- GIVEN INFORMATION -
>> start

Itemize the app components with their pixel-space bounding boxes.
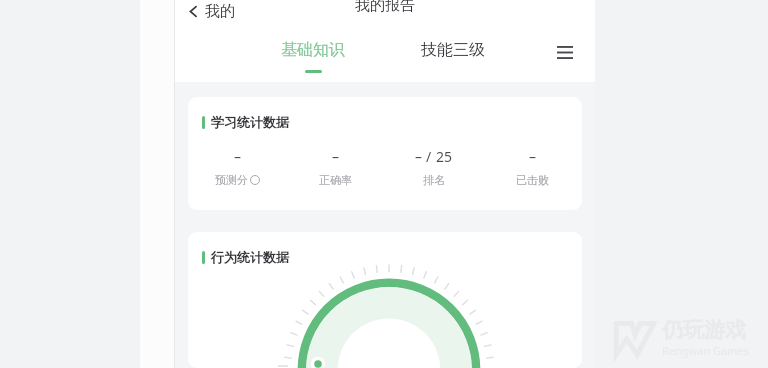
staticText: 我的 bbox=[205, 2, 235, 21]
staticText: 仍玩游戏 bbox=[662, 317, 746, 343]
staticText: 行为统计数据 bbox=[211, 249, 289, 265]
button[interactable]: 返回 我的 bbox=[187, 0, 235, 28]
staticText: 技能三级 bbox=[421, 40, 485, 60]
staticText: – bbox=[234, 147, 241, 166]
staticText: – bbox=[415, 147, 422, 166]
staticText: – bbox=[529, 147, 536, 166]
button[interactable]: 技能三级 bbox=[403, 34, 503, 82]
staticText: / bbox=[426, 147, 432, 166]
staticText: 预测分 bbox=[215, 173, 248, 187]
button[interactable]: – bbox=[286, 147, 384, 187]
staticText: 学习统计数据 bbox=[211, 114, 289, 130]
staticText: – bbox=[332, 147, 339, 166]
staticText: Rengwan Games bbox=[662, 343, 750, 358]
staticText: 排名 bbox=[423, 173, 445, 187]
button[interactable]: – bbox=[483, 147, 582, 187]
button[interactable]: 菜单 bbox=[549, 36, 581, 68]
staticText: 25 bbox=[436, 147, 453, 166]
staticText: 基础知识 bbox=[281, 40, 345, 60]
staticText: 我的报告 bbox=[355, 0, 415, 15]
button[interactable]: 基础知识 bbox=[263, 34, 363, 82]
button[interactable]: – bbox=[384, 147, 483, 187]
button[interactable]: 学习统计数据 bbox=[188, 97, 582, 210]
button[interactable]: 行为统计数据 bbox=[188, 232, 582, 368]
staticText: 已击败 bbox=[516, 173, 549, 187]
button[interactable]: – bbox=[188, 147, 286, 187]
staticText: 正确率 bbox=[319, 173, 352, 187]
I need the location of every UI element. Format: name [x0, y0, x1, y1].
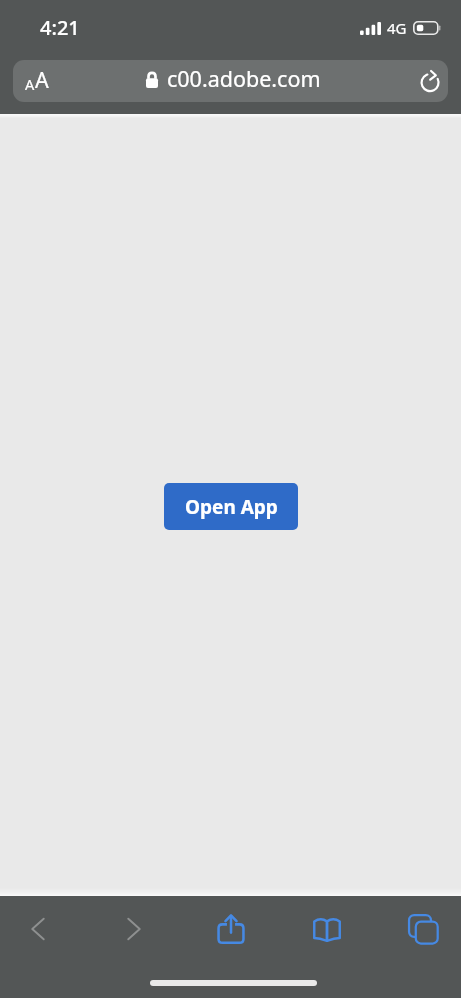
button[interactable]: Text size options	[25, 60, 49, 102]
staticText: c00.adobe.com	[167, 64, 321, 93]
button[interactable]: Open App	[164, 483, 298, 530]
button[interactable]: c00.adobe.com	[13, 60, 448, 102]
button[interactable]: Tabs	[399, 896, 447, 962]
button[interactable]: Reload	[419, 60, 442, 102]
staticText: A	[25, 74, 35, 94]
button[interactable]: Forward	[110, 896, 158, 962]
button[interactable]: Share	[207, 896, 255, 962]
button[interactable]: Bookmarks	[303, 896, 351, 962]
staticText: 4:21	[40, 14, 80, 41]
staticText: 4G	[387, 18, 407, 38]
button[interactable]: Back	[14, 896, 62, 962]
staticText: Open App	[185, 494, 278, 520]
staticText: A	[35, 65, 49, 94]
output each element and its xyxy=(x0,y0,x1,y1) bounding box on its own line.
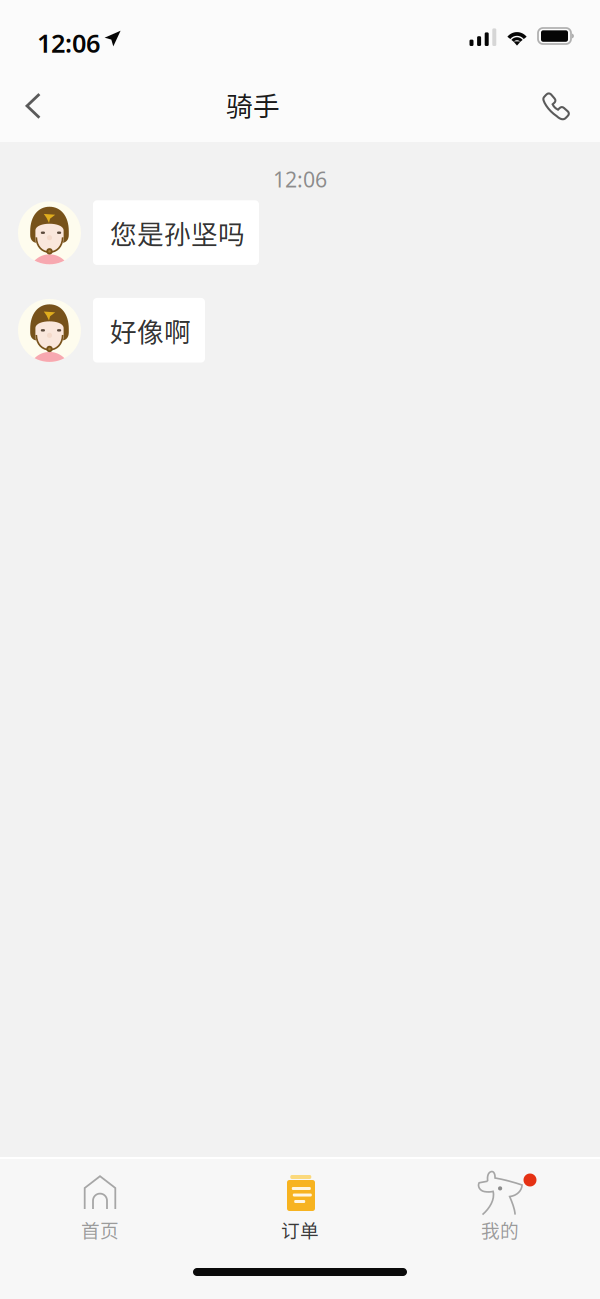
staticText: 12:06 xyxy=(273,165,327,193)
staticText: 您是孙坚吗 xyxy=(110,213,245,252)
staticText: 我的 xyxy=(481,1216,519,1243)
staticText: 首页 xyxy=(81,1216,119,1243)
staticText: 好像啊 xyxy=(110,311,191,350)
button[interactable]: 拨打电话 xyxy=(528,70,584,142)
button[interactable]: 我的 xyxy=(400,1159,600,1245)
staticText: 骑手 xyxy=(226,85,280,124)
staticText: 订单 xyxy=(281,1216,319,1243)
button[interactable]: 首页 xyxy=(0,1159,200,1245)
button[interactable]: 返回 xyxy=(5,70,61,142)
staticText: 12:06 xyxy=(37,26,100,60)
button[interactable]: 订单 xyxy=(200,1159,400,1245)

>> end

- YOUR OBJECTIVE -
Copy out the lines from the one containing "staticText: 12:06 xyxy=(273,165,327,193)" through the last line, keeping each line exactly as it is.

- ANSWER IN FULL -
staticText: 12:06 xyxy=(273,165,327,193)
staticText: 您是孙坚吗 xyxy=(110,213,245,252)
staticText: 我的 xyxy=(481,1216,519,1243)
staticText: 首页 xyxy=(81,1216,119,1243)
staticText: 好像啊 xyxy=(110,311,191,350)
button[interactable]: 拨打电话 xyxy=(528,70,584,142)
button[interactable]: 我的 xyxy=(400,1159,600,1245)
staticText: 骑手 xyxy=(226,85,280,124)
staticText: 订单 xyxy=(281,1216,319,1243)
button[interactable]: 首页 xyxy=(0,1159,200,1245)
button[interactable]: 返回 xyxy=(5,70,61,142)
staticText: 12:06 xyxy=(37,26,100,60)
button[interactable]: 订单 xyxy=(200,1159,400,1245)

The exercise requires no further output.